══ DATA FOR PROCESSING

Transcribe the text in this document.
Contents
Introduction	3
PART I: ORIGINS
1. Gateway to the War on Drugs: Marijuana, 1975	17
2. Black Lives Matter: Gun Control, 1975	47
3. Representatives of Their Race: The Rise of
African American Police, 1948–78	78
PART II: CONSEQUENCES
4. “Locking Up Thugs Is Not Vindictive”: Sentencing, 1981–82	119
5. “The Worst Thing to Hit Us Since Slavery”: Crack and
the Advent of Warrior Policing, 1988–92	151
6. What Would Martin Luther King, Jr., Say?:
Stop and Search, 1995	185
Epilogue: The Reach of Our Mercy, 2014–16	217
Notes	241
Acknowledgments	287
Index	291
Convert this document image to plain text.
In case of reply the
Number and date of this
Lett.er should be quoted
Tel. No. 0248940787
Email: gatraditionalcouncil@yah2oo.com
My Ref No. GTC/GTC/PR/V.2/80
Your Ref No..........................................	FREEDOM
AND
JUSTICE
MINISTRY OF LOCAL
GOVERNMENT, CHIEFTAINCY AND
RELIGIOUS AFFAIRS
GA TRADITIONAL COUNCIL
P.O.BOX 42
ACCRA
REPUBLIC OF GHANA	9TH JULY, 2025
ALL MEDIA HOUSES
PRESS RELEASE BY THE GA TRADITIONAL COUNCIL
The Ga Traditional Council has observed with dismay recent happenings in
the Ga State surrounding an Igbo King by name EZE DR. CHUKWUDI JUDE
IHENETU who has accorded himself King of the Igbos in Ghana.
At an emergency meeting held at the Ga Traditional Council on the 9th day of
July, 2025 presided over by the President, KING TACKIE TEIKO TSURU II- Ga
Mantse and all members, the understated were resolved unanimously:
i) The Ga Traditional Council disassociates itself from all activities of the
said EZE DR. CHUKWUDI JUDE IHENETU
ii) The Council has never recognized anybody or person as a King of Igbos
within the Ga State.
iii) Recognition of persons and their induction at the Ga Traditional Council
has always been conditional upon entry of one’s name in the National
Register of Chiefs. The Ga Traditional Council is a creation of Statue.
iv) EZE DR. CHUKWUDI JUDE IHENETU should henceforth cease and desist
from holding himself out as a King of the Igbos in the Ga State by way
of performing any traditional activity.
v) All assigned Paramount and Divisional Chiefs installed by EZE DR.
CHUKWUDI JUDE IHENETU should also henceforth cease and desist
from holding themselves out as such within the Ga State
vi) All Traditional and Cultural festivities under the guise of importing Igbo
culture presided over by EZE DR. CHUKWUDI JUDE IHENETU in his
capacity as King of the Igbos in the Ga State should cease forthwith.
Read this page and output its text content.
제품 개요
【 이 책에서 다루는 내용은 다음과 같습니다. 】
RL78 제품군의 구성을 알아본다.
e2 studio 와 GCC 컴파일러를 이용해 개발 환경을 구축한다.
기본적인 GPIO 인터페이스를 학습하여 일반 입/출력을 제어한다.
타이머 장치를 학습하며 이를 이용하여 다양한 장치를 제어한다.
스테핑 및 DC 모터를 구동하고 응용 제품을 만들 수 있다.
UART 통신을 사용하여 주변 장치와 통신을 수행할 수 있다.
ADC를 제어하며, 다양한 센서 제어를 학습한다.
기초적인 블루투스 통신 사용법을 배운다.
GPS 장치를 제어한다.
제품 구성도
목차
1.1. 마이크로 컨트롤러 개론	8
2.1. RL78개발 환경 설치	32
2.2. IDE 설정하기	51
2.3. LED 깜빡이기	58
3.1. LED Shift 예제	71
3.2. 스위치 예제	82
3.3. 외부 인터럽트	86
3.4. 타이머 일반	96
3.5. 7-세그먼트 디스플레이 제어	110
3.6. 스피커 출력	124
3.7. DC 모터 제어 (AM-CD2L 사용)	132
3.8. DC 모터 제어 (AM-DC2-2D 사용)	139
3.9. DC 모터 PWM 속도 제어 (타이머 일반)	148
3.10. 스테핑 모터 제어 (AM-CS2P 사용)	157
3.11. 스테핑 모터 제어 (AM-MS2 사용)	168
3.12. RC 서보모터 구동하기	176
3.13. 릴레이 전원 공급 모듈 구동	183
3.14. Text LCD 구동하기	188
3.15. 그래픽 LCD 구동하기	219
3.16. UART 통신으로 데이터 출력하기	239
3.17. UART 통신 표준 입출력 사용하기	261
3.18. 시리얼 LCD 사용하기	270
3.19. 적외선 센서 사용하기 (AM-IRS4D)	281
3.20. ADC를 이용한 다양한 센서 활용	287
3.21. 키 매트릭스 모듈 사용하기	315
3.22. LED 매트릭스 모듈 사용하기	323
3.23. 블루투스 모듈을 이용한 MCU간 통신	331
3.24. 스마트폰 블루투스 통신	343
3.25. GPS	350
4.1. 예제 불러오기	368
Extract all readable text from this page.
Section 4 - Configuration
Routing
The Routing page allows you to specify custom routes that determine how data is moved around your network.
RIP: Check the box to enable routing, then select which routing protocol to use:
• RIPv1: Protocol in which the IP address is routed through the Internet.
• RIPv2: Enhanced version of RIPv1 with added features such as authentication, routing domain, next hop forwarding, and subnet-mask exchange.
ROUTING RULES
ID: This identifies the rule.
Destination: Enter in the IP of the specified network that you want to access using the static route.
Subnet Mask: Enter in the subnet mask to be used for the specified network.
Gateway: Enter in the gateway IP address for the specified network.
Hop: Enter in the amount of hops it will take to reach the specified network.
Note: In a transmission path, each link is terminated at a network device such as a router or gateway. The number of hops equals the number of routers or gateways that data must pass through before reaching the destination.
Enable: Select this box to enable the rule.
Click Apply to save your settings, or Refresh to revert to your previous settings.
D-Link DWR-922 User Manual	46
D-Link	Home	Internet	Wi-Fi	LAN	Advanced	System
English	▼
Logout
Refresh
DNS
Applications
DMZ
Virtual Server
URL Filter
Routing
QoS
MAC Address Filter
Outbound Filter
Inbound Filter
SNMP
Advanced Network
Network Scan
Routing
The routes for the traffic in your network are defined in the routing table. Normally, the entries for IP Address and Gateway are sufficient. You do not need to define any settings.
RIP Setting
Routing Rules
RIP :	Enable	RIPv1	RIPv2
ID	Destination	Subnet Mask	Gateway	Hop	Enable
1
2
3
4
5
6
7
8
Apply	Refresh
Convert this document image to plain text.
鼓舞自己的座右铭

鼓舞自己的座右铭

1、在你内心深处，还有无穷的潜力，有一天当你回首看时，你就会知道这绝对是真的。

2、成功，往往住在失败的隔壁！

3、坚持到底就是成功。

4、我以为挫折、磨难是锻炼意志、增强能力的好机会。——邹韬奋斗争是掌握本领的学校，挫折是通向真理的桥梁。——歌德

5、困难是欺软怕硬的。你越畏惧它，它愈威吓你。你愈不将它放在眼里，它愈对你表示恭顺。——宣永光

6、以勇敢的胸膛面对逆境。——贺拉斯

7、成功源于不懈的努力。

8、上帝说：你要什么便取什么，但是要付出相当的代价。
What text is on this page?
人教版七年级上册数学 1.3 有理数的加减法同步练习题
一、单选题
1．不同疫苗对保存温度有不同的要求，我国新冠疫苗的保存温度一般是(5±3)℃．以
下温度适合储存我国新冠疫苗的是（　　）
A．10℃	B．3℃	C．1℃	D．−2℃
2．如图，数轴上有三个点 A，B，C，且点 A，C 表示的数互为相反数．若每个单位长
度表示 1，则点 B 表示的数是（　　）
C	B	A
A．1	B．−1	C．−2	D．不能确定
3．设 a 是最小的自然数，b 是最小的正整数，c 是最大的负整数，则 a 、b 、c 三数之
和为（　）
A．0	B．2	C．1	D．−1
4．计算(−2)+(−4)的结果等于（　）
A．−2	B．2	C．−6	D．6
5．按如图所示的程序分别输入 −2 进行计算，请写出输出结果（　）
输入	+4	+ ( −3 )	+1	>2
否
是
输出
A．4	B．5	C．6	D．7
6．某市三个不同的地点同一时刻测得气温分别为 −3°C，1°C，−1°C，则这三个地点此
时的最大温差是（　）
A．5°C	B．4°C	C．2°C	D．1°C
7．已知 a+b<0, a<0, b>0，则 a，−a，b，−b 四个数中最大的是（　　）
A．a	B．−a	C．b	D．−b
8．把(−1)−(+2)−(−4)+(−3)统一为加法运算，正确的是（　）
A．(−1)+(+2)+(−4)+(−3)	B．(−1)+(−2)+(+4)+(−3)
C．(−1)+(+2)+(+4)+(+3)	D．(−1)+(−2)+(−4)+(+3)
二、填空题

════

_REQUIRED TASK_
Repeat only the lines from the one holding "What text is on this page?" through the last line of the data.

_REPLY_
What text is on this page?
人教版七年级上册数学 1.3 有理数的加减法同步练习题
一、单选题
1．不同疫苗对保存温度有不同的要求，我国新冠疫苗的保存温度一般是(5±3)℃．以
下温度适合储存我国新冠疫苗的是（　　）
A．10℃	B．3℃	C．1℃	D．−2℃
2．如图，数轴上有三个点 A，B，C，且点 A，C 表示的数互为相反数．若每个单位长
度表示 1，则点 B 表示的数是（　　）
C	B	A
A．1	B．−1	C．−2	D．不能确定
3．设 a 是最小的自然数，b 是最小的正整数，c 是最大的负整数，则 a 、b 、c 三数之
和为（　）
A．0	B．2	C．1	D．−1
4．计算(−2)+(−4)的结果等于（　）
A．−2	B．2	C．−6	D．6
5．按如图所示的程序分别输入 −2 进行计算，请写出输出结果（　）
输入	+4	+ ( −3 )	+1	>2
否
是
输出
A．4	B．5	C．6	D．7
6．某市三个不同的地点同一时刻测得气温分别为 −3°C，1°C，−1°C，则这三个地点此
时的最大温差是（　）
A．5°C	B．4°C	C．2°C	D．1°C
7．已知 a+b<0, a<0, b>0，则 a，−a，b，−b 四个数中最大的是（　　）
A．a	B．−a	C．b	D．−b
8．把(−1)−(+2)−(−4)+(−3)统一为加法运算，正确的是（　）
A．(−1)+(+2)+(−4)+(−3)	B．(−1)+(−2)+(+4)+(−3)
C．(−1)+(+2)+(+4)+(+3)	D．(−1)+(−2)+(−4)+(+3)
二、填空题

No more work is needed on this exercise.